____ MATERIAL PROVIDED
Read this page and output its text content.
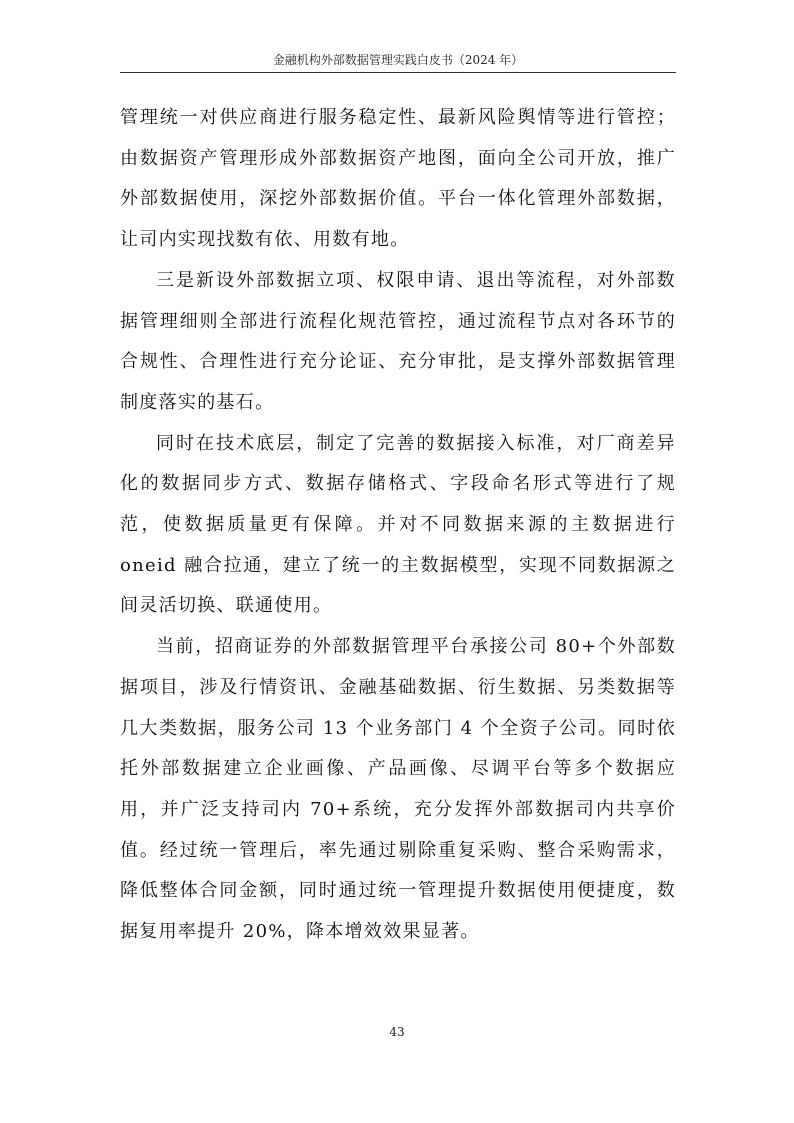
金融机构外部数据管理实践白皮书（2024 年）

管理统一对供应商进行服务稳定性、最新风险舆情等进行管控；由数据资产管理形成外部数据资产地图，面向全公司开放，推广外部数据使用，深挖外部数据价值。平台一体化管理外部数据，让司内实现找数有依、用数有地。

三是新设外部数据立项、权限申请、退出等流程，对外部数据管理细则全部进行流程化规范管控，通过流程节点对各环节的合规性、合理性进行充分论证、充分审批，是支撑外部数据管理制度落实的基石。

同时在技术底层，制定了完善的数据接入标准，对厂商差异化的数据同步方式、数据存储格式、字段命名形式等进行了规范，使数据质量更有保障。并对不同数据来源的主数据进行 oneid 融合拉通，建立了统一的主数据模型，实现不同数据源之间灵活切换、联通使用。

当前，招商证券的外部数据管理平台承接公司 80+个外部数据项目，涉及行情资讯、金融基础数据、衍生数据、另类数据等几大类数据，服务公司 13 个业务部门 4 个全资子公司。同时依托外部数据建立企业画像、产品画像、尽调平台等多个数据应用，并广泛支持司内 70+系统，充分发挥外部数据司内共享价值。经过统一管理后，率先通过剔除重复采购、整合采购需求，降低整体合同金额，同时通过统一管理提升数据使用便捷度，数据复用率提升 20%，降本增效效果显著。

43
________
## TO DO
All records must be output exactly as they are, except for the pictures, which are left out.

## EXPECTED ANSWER
Read this page and output its text content.
金融机构外部数据管理实践白皮书（2024 年）

管理统一对供应商进行服务稳定性、最新风险舆情等进行管控；由数据资产管理形成外部数据资产地图，面向全公司开放，推广外部数据使用，深挖外部数据价值。平台一体化管理外部数据，让司内实现找数有依、用数有地。

三是新设外部数据立项、权限申请、退出等流程，对外部数据管理细则全部进行流程化规范管控，通过流程节点对各环节的合规性、合理性进行充分论证、充分审批，是支撑外部数据管理制度落实的基石。

同时在技术底层，制定了完善的数据接入标准，对厂商差异化的数据同步方式、数据存储格式、字段命名形式等进行了规范，使数据质量更有保障。并对不同数据来源的主数据进行 oneid 融合拉通，建立了统一的主数据模型，实现不同数据源之间灵活切换、联通使用。

当前，招商证券的外部数据管理平台承接公司 80+个外部数据项目，涉及行情资讯、金融基础数据、衍生数据、另类数据等几大类数据，服务公司 13 个业务部门 4 个全资子公司。同时依托外部数据建立企业画像、产品画像、尽调平台等多个数据应用，并广泛支持司内 70+系统，充分发挥外部数据司内共享价值。经过统一管理后，率先通过剔除重复采购、整合采购需求，降低整体合同金额，同时通过统一管理提升数据使用便捷度，数据复用率提升 20%，降本增效效果显著。

43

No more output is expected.